> _Information given_
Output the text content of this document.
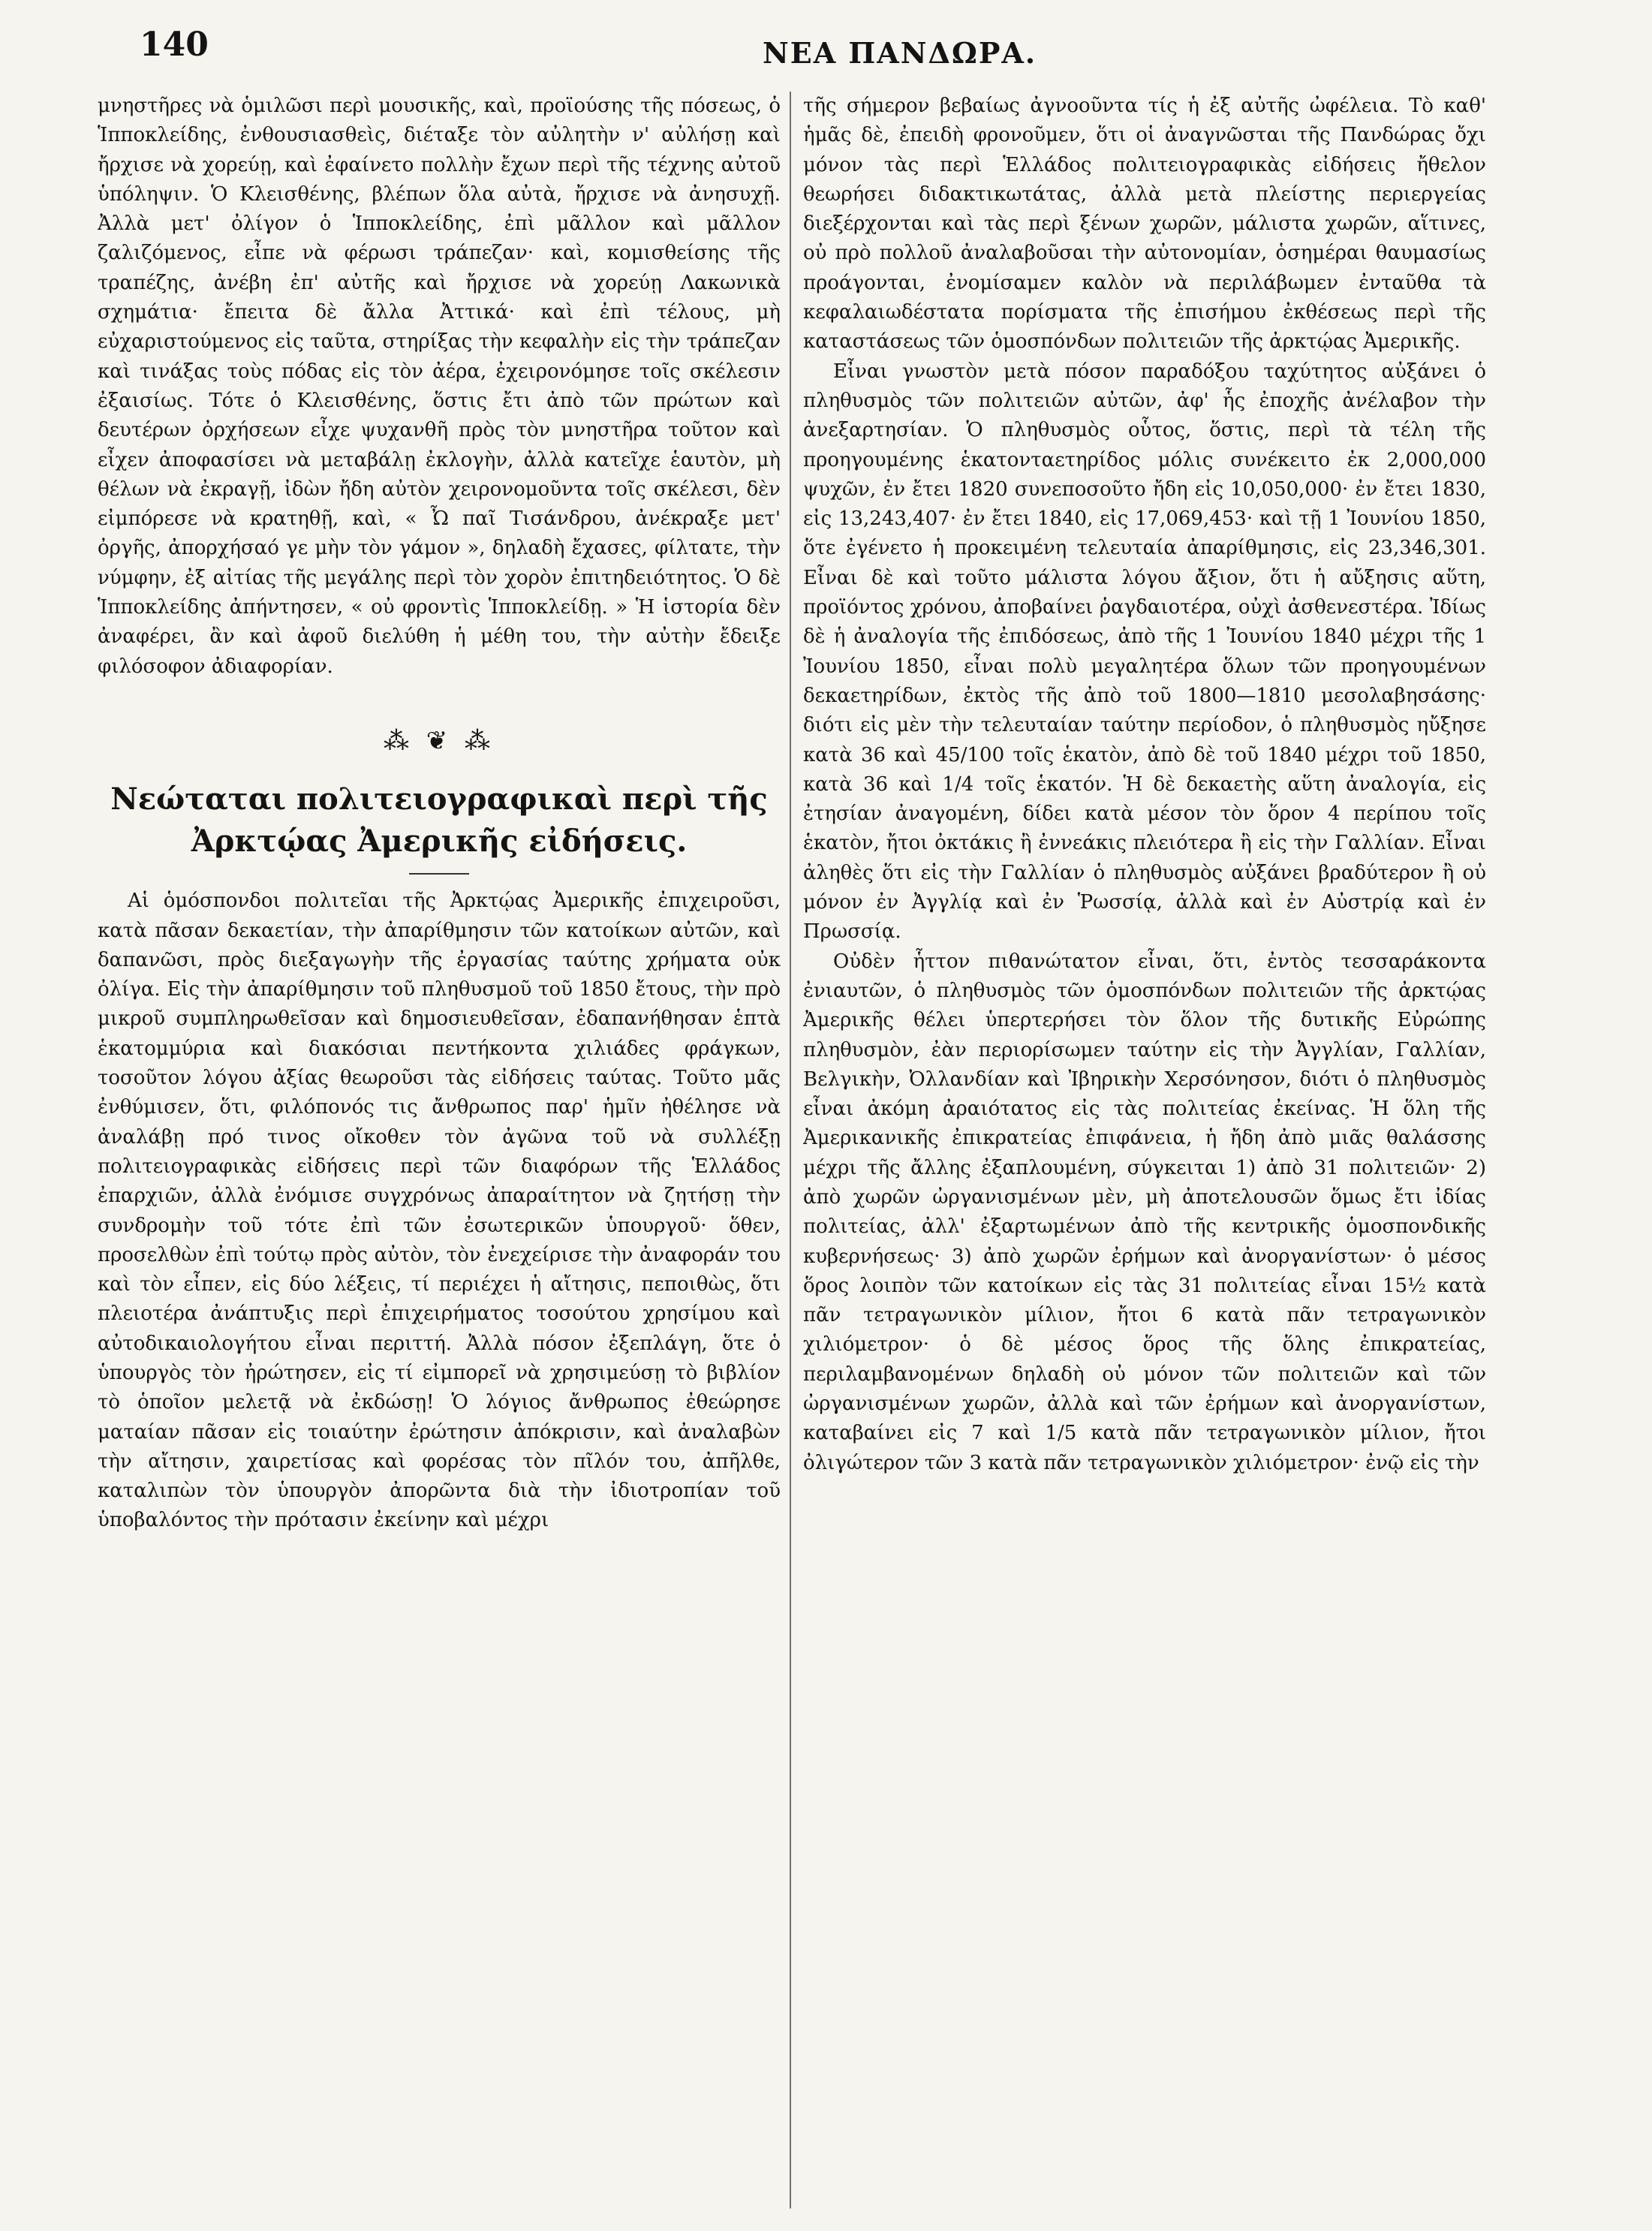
140	ΝΕΑ ΠΑΝΔΩΡΑ.

μνηστῆρες νὰ ὁμιλῶσι περὶ μουσικῆς, καὶ, προϊούσης τῆς πόσεως, ὁ Ἱπποκλείδης, ἐνθουσιασθεὶς, διέταξε τὸν αὐλητὴν ν' αὐλήσῃ καὶ ἤρχισε νὰ χορεύῃ, καὶ ἐφαίνετο πολλὴν ἔχων περὶ τῆς τέχνης αὐτοῦ ὑπόληψιν. Ὁ Κλεισθένης, βλέπων ὅλα αὐτὰ, ἤρχισε νὰ ἀνησυχῇ. Ἀλλὰ μετ' ὀλίγον ὁ Ἱπποκλείδης, ἐπὶ μᾶλλον καὶ μᾶλλον ζαλιζόμενος, εἶπε νὰ φέρωσι τράπεζαν· καὶ, κομισθείσης τῆς τραπέζης, ἀνέβη ἐπ' αὐτῆς καὶ ἤρχισε νὰ χορεύῃ Λακωνικὰ σχημάτια· ἔπειτα δὲ ἄλλα Ἀττικά· καὶ ἐπὶ τέλους, μὴ εὐχαριστούμενος εἰς ταῦτα, στηρίξας τὴν κεφαλὴν εἰς τὴν τράπεζαν καὶ τινάξας τοὺς πόδας εἰς τὸν ἀέρα, ἐχειρονόμησε τοῖς σκέλεσιν ἐξαισίως. Τότε ὁ Κλεισθένης, ὅστις ἔτι ἀπὸ τῶν πρώτων καὶ δευτέρων ὀρχήσεων εἶχε ψυχανθῆ πρὸς τὸν μνηστῆρα τοῦτον καὶ εἶχεν ἀποφασίσει νὰ μεταβάλῃ ἐκλογὴν, ἀλλὰ κατεῖχε ἑαυτὸν, μὴ θέλων νὰ ἐκραγῇ, ἰδὼν ἤδη αὐτὸν χειρονομοῦντα τοῖς σκέλεσι, δὲν εἰμπόρεσε νὰ κρατηθῇ, καὶ, « Ὦ παῖ Τισάνδρου, ἀνέκραξε μετ' ὀργῆς, ἀπορχήσαό γε μὴν τὸν γάμον », δηλαδὴ ἔχασες, φίλτατε, τὴν νύμφην, ἐξ αἰτίας τῆς μεγάλης περὶ τὸν χορὸν ἐπιτηδειότητος. Ὁ δὲ Ἱπποκλείδης ἀπήντησεν, « οὐ φροντὶς Ἱπποκλείδῃ. » Ἡ ἱστορία δὲν ἀναφέρει, ἂν καὶ ἀφοῦ διελύθη ἡ μέθη του, τὴν αὐτὴν ἔδειξε φιλόσοφον ἀδιαφορίαν.

⁂ ❦ ⁂
Νεώταται πολιτειογραφικαὶ περὶ τῆς Ἀρκτῴας Ἀμερικῆς εἰδήσεις.

Αἱ ὁμόσπονδοι πολιτεῖαι τῆς Ἀρκτῴας Ἀμερικῆς ἐπιχειροῦσι, κατὰ πᾶσαν δεκαετίαν, τὴν ἀπαρίθμησιν τῶν κατοίκων αὐτῶν, καὶ δαπανῶσι, πρὸς διεξαγωγὴν τῆς ἐργασίας ταύτης χρήματα οὐκ ὀλίγα. Εἰς τὴν ἀπαρίθμησιν τοῦ πληθυσμοῦ τοῦ 1850 ἔτους, τὴν πρὸ μικροῦ συμπληρωθεῖσαν καὶ δημοσιευθεῖσαν, ἐδαπανήθησαν ἑπτὰ ἑκατομμύρια καὶ διακόσιαι πεντήκοντα χιλιάδες φράγκων, τοσοῦτον λόγου ἀξίας θεωροῦσι τὰς εἰδήσεις ταύτας. Τοῦτο μᾶς ἐνθύμισεν, ὅτι, φιλόπονός τις ἄνθρωπος παρ' ἡμῖν ἠθέλησε νὰ ἀναλάβῃ πρό τινος οἴκοθεν τὸν ἀγῶνα τοῦ νὰ συλλέξῃ πολιτειογραφικὰς εἰδήσεις περὶ τῶν διαφόρων τῆς Ἑλλάδος ἐπαρχιῶν, ἀλλὰ ἐνόμισε συγχρόνως ἀπαραίτητον νὰ ζητήσῃ τὴν συνδρομὴν τοῦ τότε ἐπὶ τῶν ἐσωτερικῶν ὑπουργοῦ· ὅθεν, προσελθὼν ἐπὶ τούτῳ πρὸς αὐτὸν, τὸν ἐνεχείρισε τὴν ἀναφοράν του καὶ τὸν εἶπεν, εἰς δύο λέξεις, τί περιέχει ἡ αἴτησις, πεποιθὼς, ὅτι πλειοτέρα ἀνάπτυξις περὶ ἐπιχειρήματος τοσούτου χρησίμου καὶ αὐτοδικαιολογήτου εἶναι περιττή. Ἀλλὰ πόσον ἐξεπλάγη, ὅτε ὁ ὑπουργὸς τὸν ἠρώτησεν, εἰς τί εἰμπορεῖ νὰ χρησιμεύσῃ τὸ βιβλίον τὸ ὁποῖον μελετᾷ νὰ ἐκδώσῃ! Ὁ λόγιος ἄνθρωπος ἐθεώρησε ματαίαν πᾶσαν εἰς τοιαύτην ἐρώτησιν ἀπόκρισιν, καὶ ἀναλαβὼν τὴν αἴτησιν, χαιρετίσας καὶ φορέσας τὸν πῖλόν του, ἀπῆλθε, καταλιπὼν τὸν ὑπουργὸν ἀπορῶντα διὰ τὴν ἰδιοτροπίαν τοῦ ὑποβαλόντος τὴν πρότασιν ἐκείνην καὶ μέχρι

τῆς σήμερον βεβαίως ἀγνοοῦντα τίς ἡ ἐξ αὐτῆς ὠφέλεια. Τὸ καθ' ἡμᾶς δὲ, ἐπειδὴ φρονοῦμεν, ὅτι οἱ ἀναγνῶσται τῆς Πανδώρας ὄχι μόνον τὰς περὶ Ἑλλάδος πολιτειογραφικὰς εἰδήσεις ἤθελον θεωρήσει διδακτικωτάτας, ἀλλὰ μετὰ πλείστης περιεργείας διεξέρχονται καὶ τὰς περὶ ξένων χωρῶν, μάλιστα χωρῶν, αἵτινες, οὐ πρὸ πολλοῦ ἀναλαβοῦσαι τὴν αὐτονομίαν, ὁσημέραι θαυμασίως προάγονται, ἐνομίσαμεν καλὸν νὰ περιλάβωμεν ἐνταῦθα τὰ κεφαλαιωδέστατα πορίσματα τῆς ἐπισήμου ἐκθέσεως περὶ τῆς καταστάσεως τῶν ὁμοσπόνδων πολιτειῶν τῆς ἀρκτῴας Ἀμερικῆς.

Εἶναι γνωστὸν μετὰ πόσον παραδόξου ταχύτητος αὐξάνει ὁ πληθυσμὸς τῶν πολιτειῶν αὐτῶν, ἀφ' ἧς ἐποχῆς ἀνέλαβον τὴν ἀνεξαρτησίαν. Ὁ πληθυσμὸς οὗτος, ὅστις, περὶ τὰ τέλη τῆς προηγουμένης ἑκατονταετηρίδος μόλις συνέκειτο ἐκ 2,000,000 ψυχῶν, ἐν ἔτει 1820 συνεποσοῦτο ἤδη εἰς 10,050,000· ἐν ἔτει 1830, εἰς 13,243,407· ἐν ἔτει 1840, εἰς 17,069,453· καὶ τῇ 1 Ἰουνίου 1850, ὅτε ἐγένετο ἡ προκειμένη τελευταία ἀπαρίθμησις, εἰς 23,346,301. Εἶναι δὲ καὶ τοῦτο μάλιστα λόγου ἄξιον, ὅτι ἡ αὔξησις αὕτη, προϊόντος χρόνου, ἀποβαίνει ῥαγδαιοτέρα, οὐχὶ ἀσθενεστέρα. Ἰδίως δὲ ἡ ἀναλογία τῆς ἐπιδόσεως, ἀπὸ τῆς 1 Ἰουνίου 1840 μέχρι τῆς 1 Ἰουνίου 1850, εἶναι πολὺ μεγαλητέρα ὅλων τῶν προηγουμένων δεκαετηρίδων, ἐκτὸς τῆς ἀπὸ τοῦ 1800—1810 μεσολαβησάσης· διότι εἰς μὲν τὴν τελευταίαν ταύτην περίοδον, ὁ πληθυσμὸς ηὔξησε κατὰ 36 καὶ 45/100 τοῖς ἑκατὸν, ἀπὸ δὲ τοῦ 1840 μέχρι τοῦ 1850, κατὰ 36 καὶ 1/4 τοῖς ἑκατόν. Ἡ δὲ δεκαετὴς αὕτη ἀναλογία, εἰς ἐτησίαν ἀναγομένη, δίδει κατὰ μέσον τὸν ὅρον 4 περίπου τοῖς ἑκατὸν, ἤτοι ὀκτάκις ἢ ἐννεάκις πλειότερα ἢ εἰς τὴν Γαλλίαν. Εἶναι ἀληθὲς ὅτι εἰς τὴν Γαλλίαν ὁ πληθυσμὸς αὐξάνει βραδύτερον ἢ οὐ μόνον ἐν Ἀγγλίᾳ καὶ ἐν Ῥωσσίᾳ, ἀλλὰ καὶ ἐν Αὐστρίᾳ καὶ ἐν Πρωσσίᾳ.

Οὐδὲν ἧττον πιθανώτατον εἶναι, ὅτι, ἐντὸς τεσσαράκοντα ἐνιαυτῶν, ὁ πληθυσμὸς τῶν ὁμοσπόνδων πολιτειῶν τῆς ἀρκτῴας Ἀμερικῆς θέλει ὑπερτερήσει τὸν ὅλον τῆς δυτικῆς Εὐρώπης πληθυσμὸν, ἐὰν περιορίσωμεν ταύτην εἰς τὴν Ἀγγλίαν, Γαλλίαν, Βελγικὴν, Ὀλλανδίαν καὶ Ἰβηρικὴν Χερσόνησον, διότι ὁ πληθυσμὸς εἶναι ἀκόμη ἀραιότατος εἰς τὰς πολιτείας ἐκείνας. Ἡ ὅλη τῆς Ἀμερικανικῆς ἐπικρατείας ἐπιφάνεια, ἡ ἤδη ἀπὸ μιᾶς θαλάσσης μέχρι τῆς ἄλλης ἐξαπλουμένη, σύγκειται 1) ἀπὸ 31 πολιτειῶν· 2) ἀπὸ χωρῶν ὠργανισμένων μὲν, μὴ ἀποτελουσῶν ὅμως ἔτι ἰδίας πολιτείας, ἀλλ' ἐξαρτωμένων ἀπὸ τῆς κεντρικῆς ὁμοσπονδικῆς κυβερνήσεως· 3) ἀπὸ χωρῶν ἐρήμων καὶ ἀνοργανίστων· ὁ μέσος ὅρος λοιπὸν τῶν κατοίκων εἰς τὰς 31 πολιτείας εἶναι 15½ κατὰ πᾶν τετραγωνικὸν μίλιον, ἤτοι 6 κατὰ πᾶν τετραγωνικὸν χιλιόμετρον· ὁ δὲ μέσος ὅρος τῆς ὅλης ἐπικρατείας, περιλαμβανομένων δηλαδὴ οὐ μόνον τῶν πολιτειῶν καὶ τῶν ὠργανισμένων χωρῶν, ἀλλὰ καὶ τῶν ἐρήμων καὶ ἀνοργανίστων, καταβαίνει εἰς 7 καὶ 1/5 κατὰ πᾶν τετραγωνικὸν μίλιον, ἤτοι ὀλιγώτερον τῶν 3 κατὰ πᾶν τετραγωνικὸν χιλιόμετρον· ἐνῷ εἰς τὴν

> _Exercise requirements_
Scan the lines for the string "Ἑλλάδος". Copy out each line that matches.

> _Result of this task_
Αἱ ὁμόσπονδοι πολιτεῖαι τῆς Ἀρκτῴας Ἀμερικῆς ἐπιχειροῦσι, κατὰ πᾶσαν δεκαετίαν, τὴν ἀπαρίθμησιν τῶν κατοίκων αὐτῶν, καὶ δαπανῶσι, πρὸς διεξαγωγὴν τῆς ἐργασίας ταύτης χρήματα οὐκ ὀλίγα. Εἰς τὴν ἀπαρίθμησιν τοῦ πληθυσμοῦ τοῦ 1850 ἔτους, τὴν πρὸ μικροῦ συμπληρωθεῖσαν καὶ δημοσιευθεῖσαν, ἐδαπανήθησαν ἑπτὰ ἑκατομμύρια καὶ διακόσιαι πεντήκοντα χιλιάδες φράγκων, τοσοῦτον λόγου ἀξίας θεωροῦσι τὰς εἰδήσεις ταύτας. Τοῦτο μᾶς ἐνθύμισεν, ὅτι, φιλόπονός τις ἄνθρωπος παρ' ἡμῖν ἠθέλησε νὰ ἀναλάβῃ πρό τινος οἴκοθεν τὸν ἀγῶνα τοῦ νὰ συλλέξῃ πολιτειογραφικὰς εἰδήσεις περὶ τῶν διαφόρων τῆς Ἑλλάδος ἐπαρχιῶν, ἀλλὰ ἐνόμισε συγχρόνως ἀπαραίτητον νὰ ζητήσῃ τὴν συνδρομὴν τοῦ τότε ἐπὶ τῶν ἐσωτερικῶν ὑπουργοῦ· ὅθεν, προσελθὼν ἐπὶ τούτῳ πρὸς αὐτὸν, τὸν ἐνεχείρισε τὴν ἀναφοράν του καὶ τὸν εἶπεν, εἰς δύο λέξεις, τί περιέχει ἡ αἴτησις, πεποιθὼς, ὅτι πλειοτέρα ἀνάπτυξις περὶ ἐπιχειρήματος τοσούτου χρησίμου καὶ αὐτοδικαιολογήτου εἶναι περιττή. Ἀλλὰ πόσον ἐξεπλάγη, ὅτε ὁ ὑπουργὸς τὸν ἠρώτησεν, εἰς τί εἰμπορεῖ νὰ χρησιμεύσῃ τὸ βιβλίον τὸ ὁποῖον μελετᾷ νὰ ἐκδώσῃ! Ὁ λόγιος ἄνθρωπος ἐθεώρησε ματαίαν πᾶσαν εἰς τοιαύτην ἐρώτησιν ἀπόκρισιν, καὶ ἀναλαβὼν τὴν αἴτησιν, χαιρετίσας καὶ φορέσας τὸν πῖλόν του, ἀπῆλθε, καταλιπὼν τὸν ὑπουργὸν ἀπορῶντα διὰ τὴν ἰδιοτροπίαν τοῦ ὑποβαλόντος τὴν πρότασιν ἐκείνην καὶ μέχρι
τῆς σήμερον βεβαίως ἀγνοοῦντα τίς ἡ ἐξ αὐτῆς ὠφέλεια. Τὸ καθ' ἡμᾶς δὲ, ἐπειδὴ φρονοῦμεν, ὅτι οἱ ἀναγνῶσται τῆς Πανδώρας ὄχι μόνον τὰς περὶ Ἑλλάδος πολιτειογραφικὰς εἰδήσεις ἤθελον θεωρήσει διδακτικωτάτας, ἀλλὰ μετὰ πλείστης περιεργείας διεξέρχονται καὶ τὰς περὶ ξένων χωρῶν, μάλιστα χωρῶν, αἵτινες, οὐ πρὸ πολλοῦ ἀναλαβοῦσαι τὴν αὐτονομίαν, ὁσημέραι θαυμασίως προάγονται, ἐνομίσαμεν καλὸν νὰ περιλάβωμεν ἐνταῦθα τὰ κεφαλαιωδέστατα πορίσματα τῆς ἐπισήμου ἐκθέσεως περὶ τῆς καταστάσεως τῶν ὁμοσπόνδων πολιτειῶν τῆς ἀρκτῴας Ἀμερικῆς.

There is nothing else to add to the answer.